== WHAT IS REQUIRED ==
Report every line below that holds the word "当月同比".

Data entries:
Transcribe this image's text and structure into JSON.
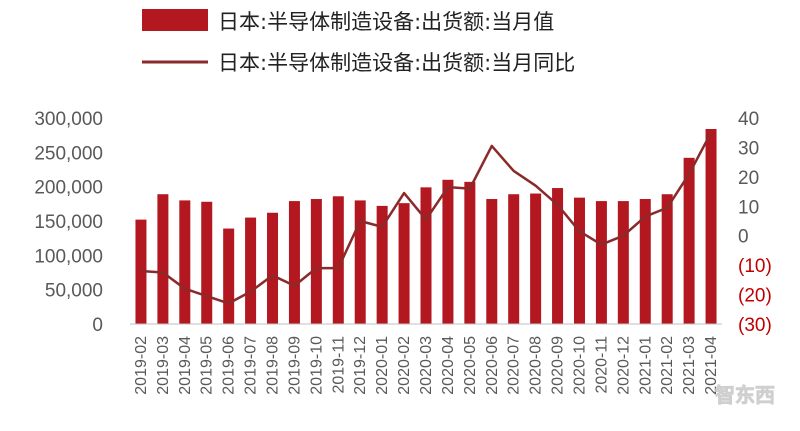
{
  "chart_data": {
    "type": "bar+line",
    "title": "",
    "legend": [
      {
        "label": "日本:半导体制造设备:出货额:当月值",
        "kind": "bar"
      },
      {
        "label": "日本:半导体制造设备:出货额:当月同比",
        "kind": "line"
      }
    ],
    "legend_position": "top",
    "categories": [
      "2019-02",
      "2019-03",
      "2019-04",
      "2019-05",
      "2019-06",
      "2019-07",
      "2019-08",
      "2019-09",
      "2019-10",
      "2019-11",
      "2019-12",
      "2020-01",
      "2020-02",
      "2020-03",
      "2020-04",
      "2020-05",
      "2020-06",
      "2020-07",
      "2020-08",
      "2020-09",
      "2020-10",
      "2020-11",
      "2020-12",
      "2021-01",
      "2021-02",
      "2021-03",
      "2021-04"
    ],
    "series": [
      {
        "name": "日本:半导体制造设备:出货额:当月值",
        "type": "bar",
        "axis": "left",
        "color": "#b3171f",
        "values": [
          152000,
          189000,
          180000,
          178000,
          139000,
          155000,
          162000,
          179000,
          182000,
          186000,
          180000,
          172000,
          176000,
          199000,
          210000,
          207000,
          182000,
          189000,
          190000,
          198000,
          184000,
          179000,
          179000,
          182000,
          189000,
          242000,
          284000
        ]
      },
      {
        "name": "日本:半导体制造设备:出货额:当月同比",
        "type": "line",
        "axis": "right",
        "color": "#8b2a2a",
        "values": [
          -12,
          -12.5,
          -18,
          -20.5,
          -23,
          -19,
          -13.5,
          -17,
          -11,
          -11,
          5,
          3,
          14.5,
          5.5,
          16.5,
          16,
          30.5,
          22,
          17,
          10.5,
          1.5,
          -3,
          0,
          6.5,
          9.5,
          21,
          35
        ]
      }
    ],
    "y_left": {
      "min": 0,
      "max": 300000,
      "ticks": [
        "0",
        "50,000",
        "100,000",
        "150,000",
        "200,000",
        "250,000",
        "300,000"
      ]
    },
    "y_right": {
      "min": -30,
      "max": 40,
      "ticks": [
        "(30)",
        "(20)",
        "(10)",
        "0",
        "10",
        "20",
        "30",
        "40"
      ],
      "negative_color": "#c00000",
      "positive_color": "#595959"
    },
    "grid": false,
    "watermark": "智东西"
  }
}
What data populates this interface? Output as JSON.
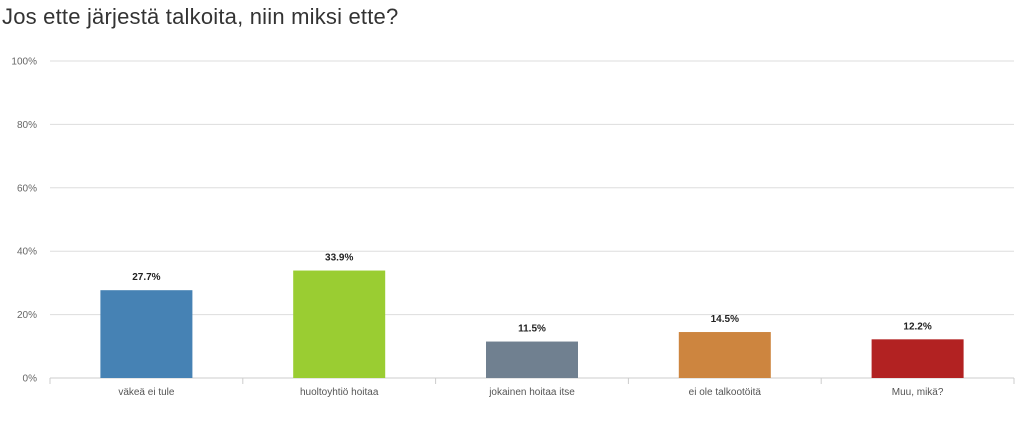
{
  "chart_data": {
    "type": "bar",
    "title": "Jos ette järjestä talkoita, niin miksi ette?",
    "categories": [
      "väkeä ei tule",
      "huoltoyhtiö hoitaa",
      "jokainen hoitaa itse",
      "ei ole talkootöitä",
      "Muu, mikä?"
    ],
    "values": [
      27.7,
      33.9,
      11.5,
      14.5,
      12.2
    ],
    "data_labels": [
      "27.7%",
      "33.9%",
      "11.5%",
      "14.5%",
      "12.2%"
    ],
    "colors": [
      "#4682b4",
      "#9acd32",
      "#708090",
      "#cd853f",
      "#b22222"
    ],
    "ylim": [
      0,
      100
    ],
    "yticks": [
      0,
      20,
      40,
      60,
      80,
      100
    ],
    "ytick_labels": [
      "0%",
      "20%",
      "40%",
      "60%",
      "80%",
      "100%"
    ],
    "xlabel": "",
    "ylabel": "",
    "grid": true,
    "legend": "none"
  }
}
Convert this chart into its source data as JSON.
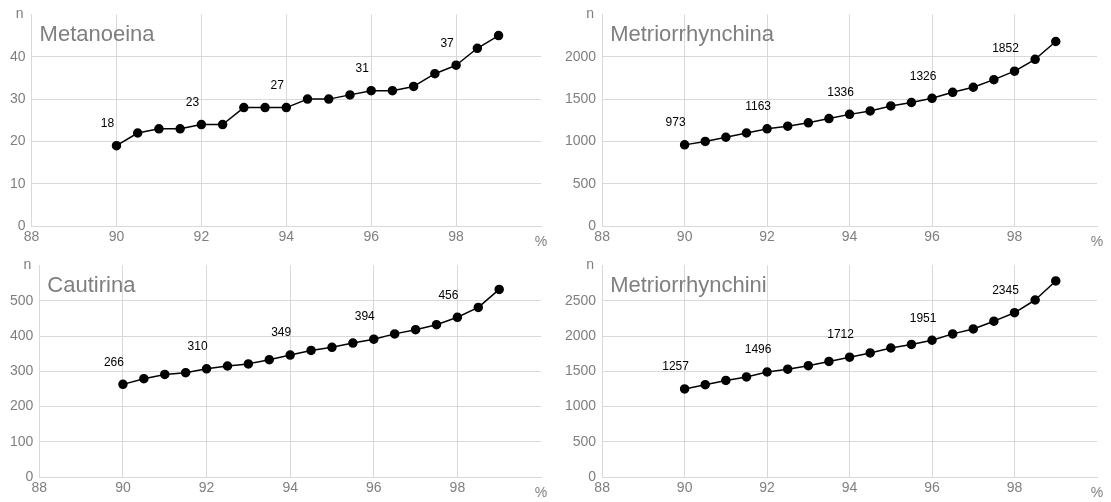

== RESPONSE ==
        "label": "日本:半导体制造设备:出货额:当月同比",
        "name": "日本:半导体制造设备:出货额:当月同比",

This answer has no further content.